- _Goal_
Write out each line of the listing as it stands, without the images.
═══ Supplied material ═══
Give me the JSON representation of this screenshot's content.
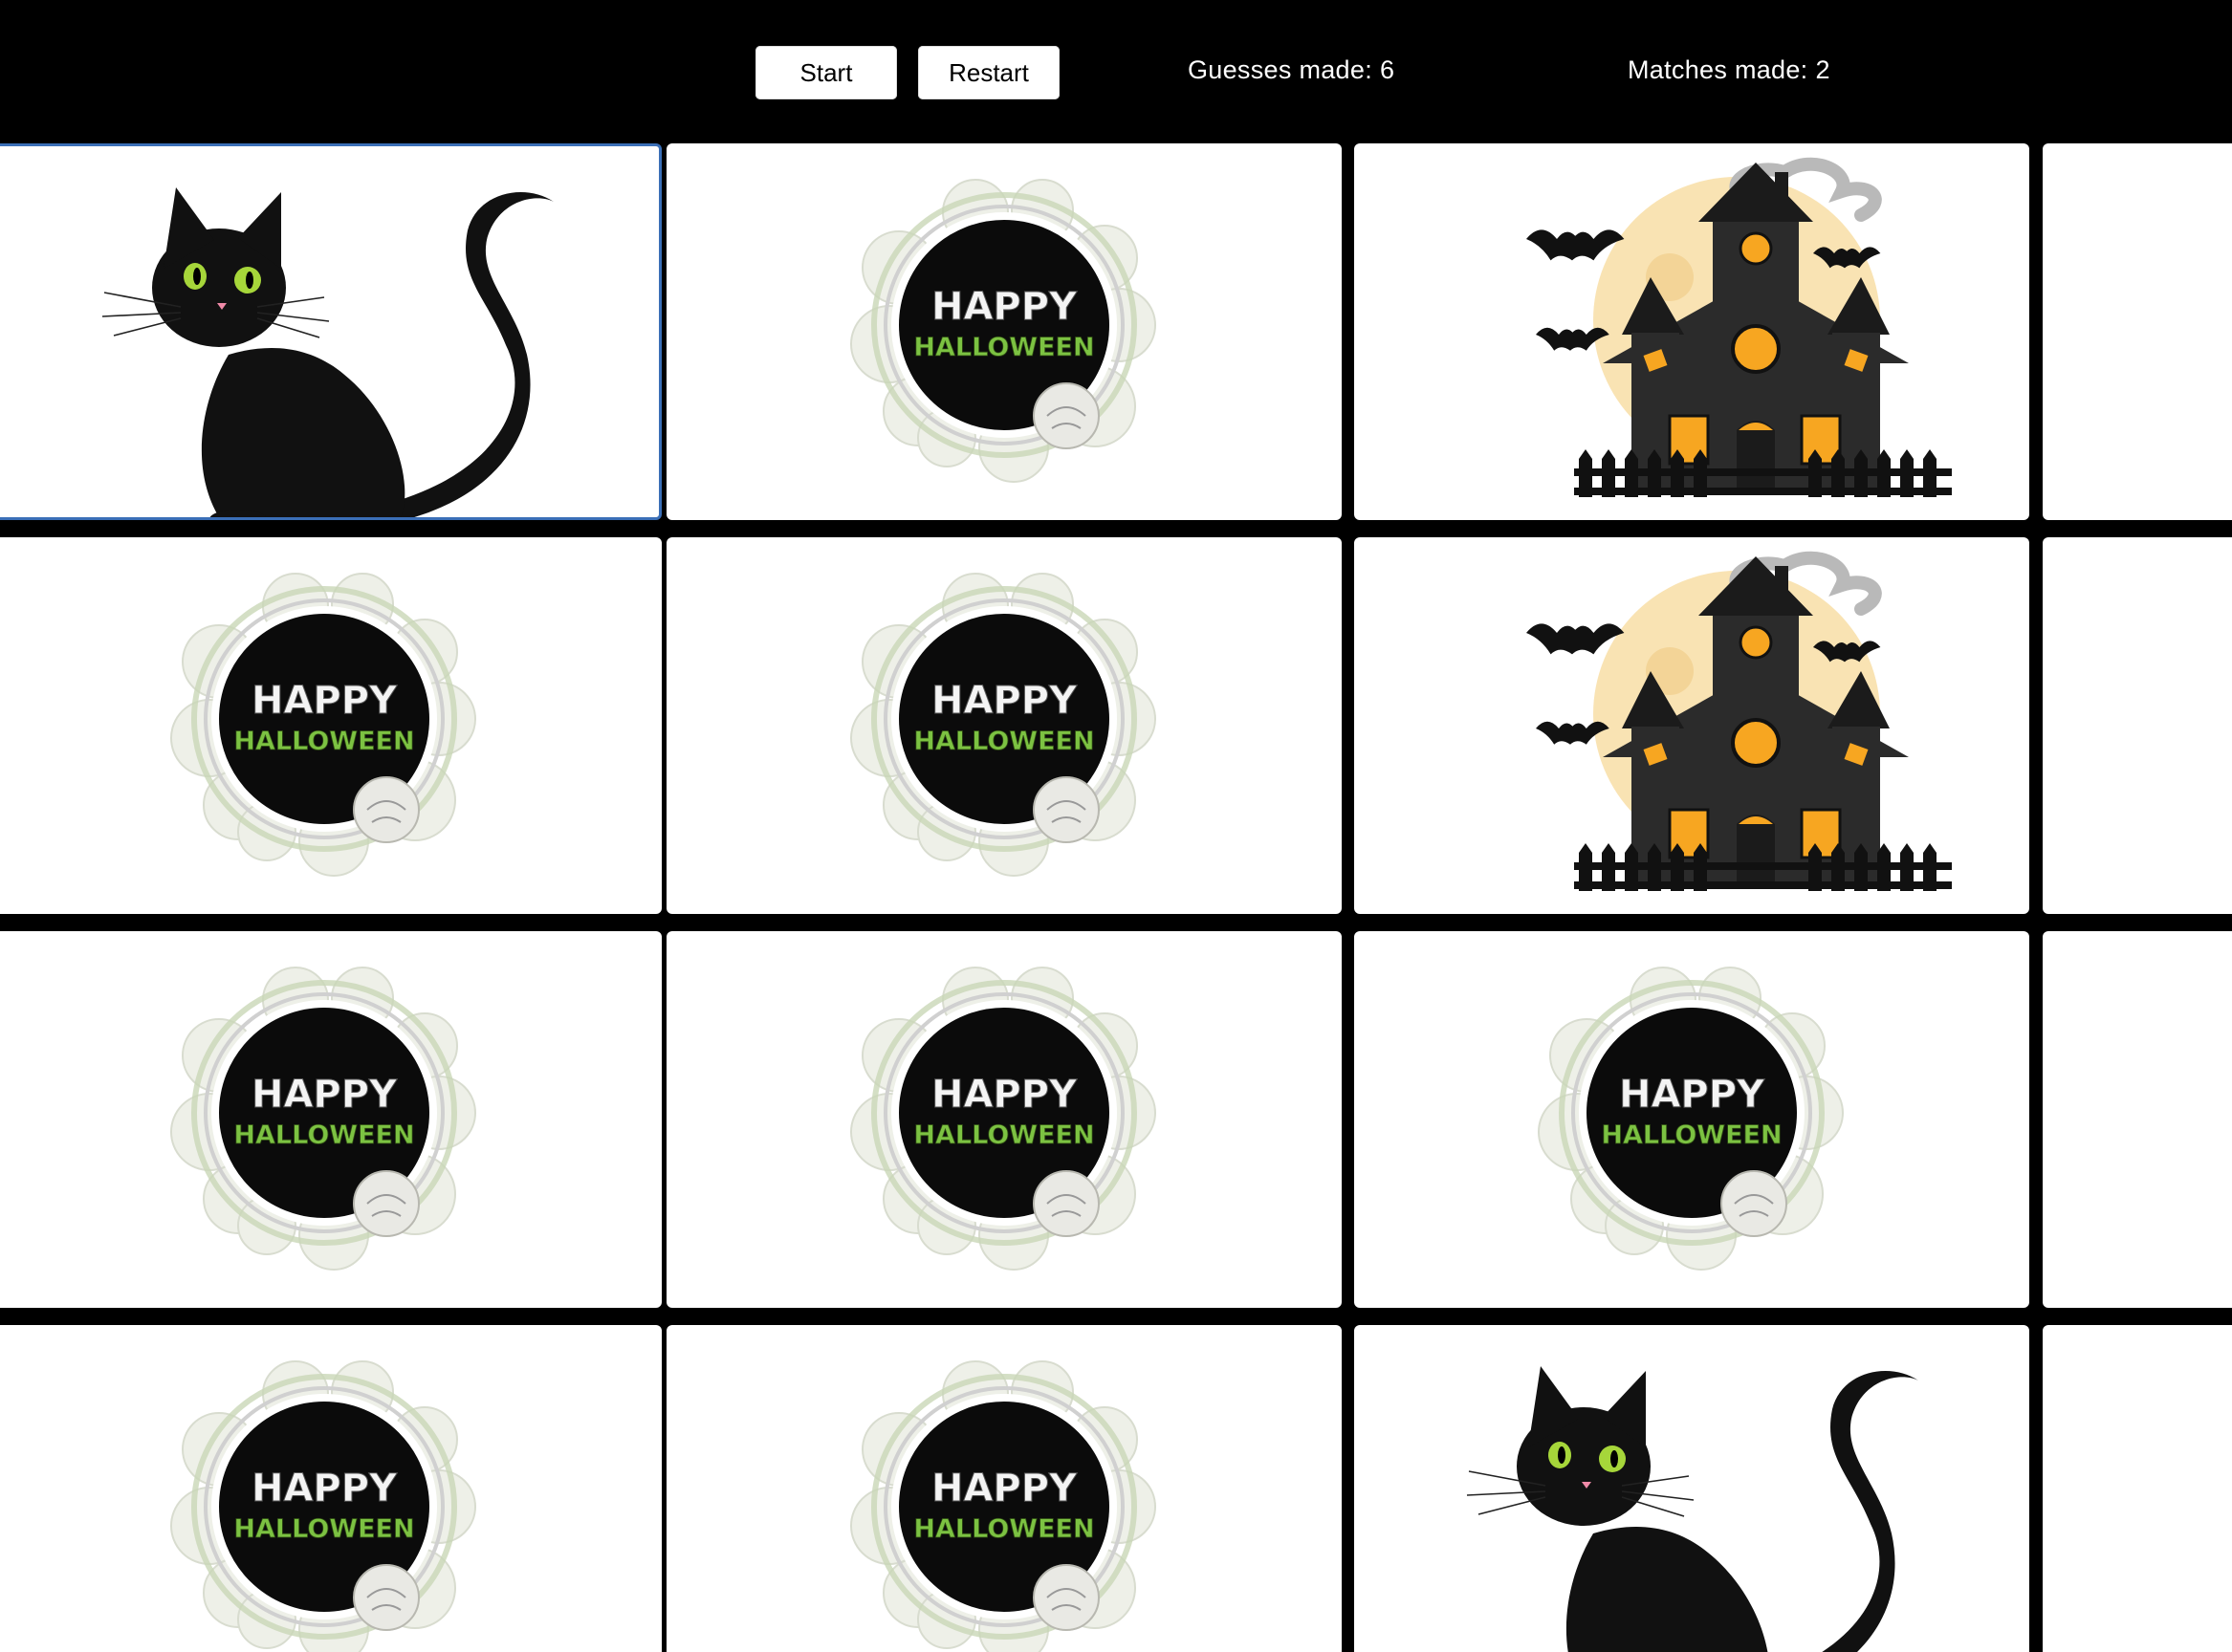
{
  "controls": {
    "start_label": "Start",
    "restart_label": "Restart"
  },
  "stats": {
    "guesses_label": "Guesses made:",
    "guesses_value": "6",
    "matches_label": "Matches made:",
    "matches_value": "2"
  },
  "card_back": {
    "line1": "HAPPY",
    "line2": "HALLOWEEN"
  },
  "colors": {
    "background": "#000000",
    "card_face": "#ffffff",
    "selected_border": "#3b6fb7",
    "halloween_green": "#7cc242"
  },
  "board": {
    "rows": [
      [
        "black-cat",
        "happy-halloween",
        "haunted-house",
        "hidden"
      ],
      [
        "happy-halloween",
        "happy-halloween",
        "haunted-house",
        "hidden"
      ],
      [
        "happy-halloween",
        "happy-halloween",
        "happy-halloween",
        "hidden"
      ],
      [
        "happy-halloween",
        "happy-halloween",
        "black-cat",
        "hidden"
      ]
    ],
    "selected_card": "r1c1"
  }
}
═══
- _Written response_
Give me the JSON representation of this screenshot's content.
{
  "controls": {
    "start_label": "Start",
    "restart_label": "Restart"
  },
  "stats": {
    "guesses_label": "Guesses made:",
    "guesses_value": "6",
    "matches_label": "Matches made:",
    "matches_value": "2"
  },
  "card_back": {
    "line1": "HAPPY",
    "line2": "HALLOWEEN"
  },
  "colors": {
    "background": "#000000",
    "card_face": "#ffffff",
    "selected_border": "#3b6fb7",
    "halloween_green": "#7cc242"
  },
  "board": {
    "rows": [
      [
        "black-cat",
        "happy-halloween",
        "haunted-house",
        "hidden"
      ],
      [
        "happy-halloween",
        "happy-halloween",
        "haunted-house",
        "hidden"
      ],
      [
        "happy-halloween",
        "happy-halloween",
        "happy-halloween",
        "hidden"
      ],
      [
        "happy-halloween",
        "happy-halloween",
        "black-cat",
        "hidden"
      ]
    ],
    "selected_card": "r1c1"
  }
}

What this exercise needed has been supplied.